Records from a data collection

[START]

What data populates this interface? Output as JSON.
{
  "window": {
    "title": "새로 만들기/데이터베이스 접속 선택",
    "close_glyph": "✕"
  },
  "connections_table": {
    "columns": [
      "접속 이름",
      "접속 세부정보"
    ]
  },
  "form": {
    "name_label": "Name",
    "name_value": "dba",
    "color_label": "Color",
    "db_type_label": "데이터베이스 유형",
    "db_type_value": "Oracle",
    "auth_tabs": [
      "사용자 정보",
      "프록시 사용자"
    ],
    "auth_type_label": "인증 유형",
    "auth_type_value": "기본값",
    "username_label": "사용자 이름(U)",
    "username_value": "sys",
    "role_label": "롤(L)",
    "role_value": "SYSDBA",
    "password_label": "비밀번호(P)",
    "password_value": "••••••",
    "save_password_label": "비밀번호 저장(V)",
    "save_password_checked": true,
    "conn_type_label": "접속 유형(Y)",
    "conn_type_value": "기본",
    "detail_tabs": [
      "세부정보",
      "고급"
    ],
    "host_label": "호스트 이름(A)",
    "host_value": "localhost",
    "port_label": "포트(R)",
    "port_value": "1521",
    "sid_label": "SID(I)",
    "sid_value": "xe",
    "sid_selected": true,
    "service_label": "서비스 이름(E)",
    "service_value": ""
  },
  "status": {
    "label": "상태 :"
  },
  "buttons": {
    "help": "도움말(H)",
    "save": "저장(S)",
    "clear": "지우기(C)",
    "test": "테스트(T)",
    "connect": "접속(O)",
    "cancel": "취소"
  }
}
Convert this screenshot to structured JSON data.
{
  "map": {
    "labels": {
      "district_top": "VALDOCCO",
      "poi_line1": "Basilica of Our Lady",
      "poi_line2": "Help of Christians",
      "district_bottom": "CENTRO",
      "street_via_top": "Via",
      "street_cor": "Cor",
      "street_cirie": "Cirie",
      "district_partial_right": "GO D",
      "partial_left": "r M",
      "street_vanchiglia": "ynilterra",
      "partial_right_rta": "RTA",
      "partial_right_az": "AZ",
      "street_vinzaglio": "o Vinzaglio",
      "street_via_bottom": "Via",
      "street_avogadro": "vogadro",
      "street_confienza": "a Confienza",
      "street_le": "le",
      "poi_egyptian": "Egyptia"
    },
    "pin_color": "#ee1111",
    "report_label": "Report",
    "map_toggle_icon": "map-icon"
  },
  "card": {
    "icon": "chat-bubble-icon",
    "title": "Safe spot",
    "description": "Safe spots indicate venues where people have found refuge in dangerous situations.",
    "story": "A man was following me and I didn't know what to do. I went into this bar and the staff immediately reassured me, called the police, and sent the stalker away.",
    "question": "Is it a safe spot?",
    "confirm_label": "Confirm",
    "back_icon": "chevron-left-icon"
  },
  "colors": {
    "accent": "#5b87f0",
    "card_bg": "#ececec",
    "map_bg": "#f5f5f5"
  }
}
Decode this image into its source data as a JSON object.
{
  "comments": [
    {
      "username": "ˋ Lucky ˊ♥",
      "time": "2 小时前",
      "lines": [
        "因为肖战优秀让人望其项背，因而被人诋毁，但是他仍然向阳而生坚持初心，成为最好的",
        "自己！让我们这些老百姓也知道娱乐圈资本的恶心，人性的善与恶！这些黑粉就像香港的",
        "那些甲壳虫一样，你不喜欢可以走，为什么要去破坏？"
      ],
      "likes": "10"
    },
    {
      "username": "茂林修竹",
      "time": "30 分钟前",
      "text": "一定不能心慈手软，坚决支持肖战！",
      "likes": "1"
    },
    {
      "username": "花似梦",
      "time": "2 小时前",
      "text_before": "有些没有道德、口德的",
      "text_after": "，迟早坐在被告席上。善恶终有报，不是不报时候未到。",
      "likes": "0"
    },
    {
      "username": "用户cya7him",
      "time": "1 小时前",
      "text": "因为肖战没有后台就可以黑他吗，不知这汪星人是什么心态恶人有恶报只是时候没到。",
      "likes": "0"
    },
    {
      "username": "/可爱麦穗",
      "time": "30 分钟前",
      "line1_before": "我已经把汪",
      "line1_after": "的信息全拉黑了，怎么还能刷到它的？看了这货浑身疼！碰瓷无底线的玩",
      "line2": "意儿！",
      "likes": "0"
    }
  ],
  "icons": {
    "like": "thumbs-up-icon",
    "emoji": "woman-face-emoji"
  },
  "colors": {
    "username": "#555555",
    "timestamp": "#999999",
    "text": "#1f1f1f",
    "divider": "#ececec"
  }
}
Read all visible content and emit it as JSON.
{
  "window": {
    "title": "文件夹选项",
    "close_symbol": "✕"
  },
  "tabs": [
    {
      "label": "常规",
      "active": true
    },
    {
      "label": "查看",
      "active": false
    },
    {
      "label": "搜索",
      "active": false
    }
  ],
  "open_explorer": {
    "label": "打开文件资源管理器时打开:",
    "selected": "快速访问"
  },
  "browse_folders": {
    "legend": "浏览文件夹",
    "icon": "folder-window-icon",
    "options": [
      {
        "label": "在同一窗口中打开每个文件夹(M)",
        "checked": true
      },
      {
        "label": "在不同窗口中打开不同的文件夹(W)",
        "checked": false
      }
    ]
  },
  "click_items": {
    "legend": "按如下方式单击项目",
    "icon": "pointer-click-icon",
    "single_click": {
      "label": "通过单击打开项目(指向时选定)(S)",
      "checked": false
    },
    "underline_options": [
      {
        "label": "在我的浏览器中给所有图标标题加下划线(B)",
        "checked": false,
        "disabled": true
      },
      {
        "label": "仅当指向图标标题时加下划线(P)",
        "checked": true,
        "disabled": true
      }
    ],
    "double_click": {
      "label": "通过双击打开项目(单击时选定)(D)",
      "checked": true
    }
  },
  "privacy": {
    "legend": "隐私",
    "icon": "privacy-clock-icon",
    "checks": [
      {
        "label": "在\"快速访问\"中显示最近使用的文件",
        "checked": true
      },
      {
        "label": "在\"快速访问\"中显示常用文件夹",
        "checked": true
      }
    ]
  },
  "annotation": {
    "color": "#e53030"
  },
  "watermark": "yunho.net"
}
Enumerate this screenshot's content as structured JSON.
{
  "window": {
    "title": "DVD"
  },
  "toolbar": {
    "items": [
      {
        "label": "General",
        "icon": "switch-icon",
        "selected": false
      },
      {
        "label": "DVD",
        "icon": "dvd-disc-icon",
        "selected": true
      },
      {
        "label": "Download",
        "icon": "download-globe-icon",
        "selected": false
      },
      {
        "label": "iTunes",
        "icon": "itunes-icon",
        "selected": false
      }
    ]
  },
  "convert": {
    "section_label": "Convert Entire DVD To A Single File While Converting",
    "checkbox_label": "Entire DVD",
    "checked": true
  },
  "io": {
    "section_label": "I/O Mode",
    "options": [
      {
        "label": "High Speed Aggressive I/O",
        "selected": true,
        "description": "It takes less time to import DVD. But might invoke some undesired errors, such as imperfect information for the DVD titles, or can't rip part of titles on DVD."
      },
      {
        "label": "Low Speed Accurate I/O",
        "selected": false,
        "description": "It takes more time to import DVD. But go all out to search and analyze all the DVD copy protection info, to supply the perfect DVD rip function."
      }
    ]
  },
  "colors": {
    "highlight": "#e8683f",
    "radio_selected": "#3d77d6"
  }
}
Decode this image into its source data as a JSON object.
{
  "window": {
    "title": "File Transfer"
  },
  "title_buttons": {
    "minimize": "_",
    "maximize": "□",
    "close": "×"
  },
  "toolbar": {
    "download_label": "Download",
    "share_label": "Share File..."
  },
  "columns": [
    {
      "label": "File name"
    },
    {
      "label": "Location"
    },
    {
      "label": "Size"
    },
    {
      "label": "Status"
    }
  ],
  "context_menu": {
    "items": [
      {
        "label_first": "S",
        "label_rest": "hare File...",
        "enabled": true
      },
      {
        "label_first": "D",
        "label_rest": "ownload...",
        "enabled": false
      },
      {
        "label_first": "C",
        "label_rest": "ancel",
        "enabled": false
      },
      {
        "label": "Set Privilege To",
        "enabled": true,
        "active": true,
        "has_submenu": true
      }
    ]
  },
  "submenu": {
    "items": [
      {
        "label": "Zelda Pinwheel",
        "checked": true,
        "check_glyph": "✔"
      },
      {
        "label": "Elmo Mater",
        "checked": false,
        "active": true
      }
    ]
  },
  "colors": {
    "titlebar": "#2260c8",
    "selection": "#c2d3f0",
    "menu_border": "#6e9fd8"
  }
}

[END]

Problem to solve – Only a number is wanted: how many lines above include "content"?

Response below – 2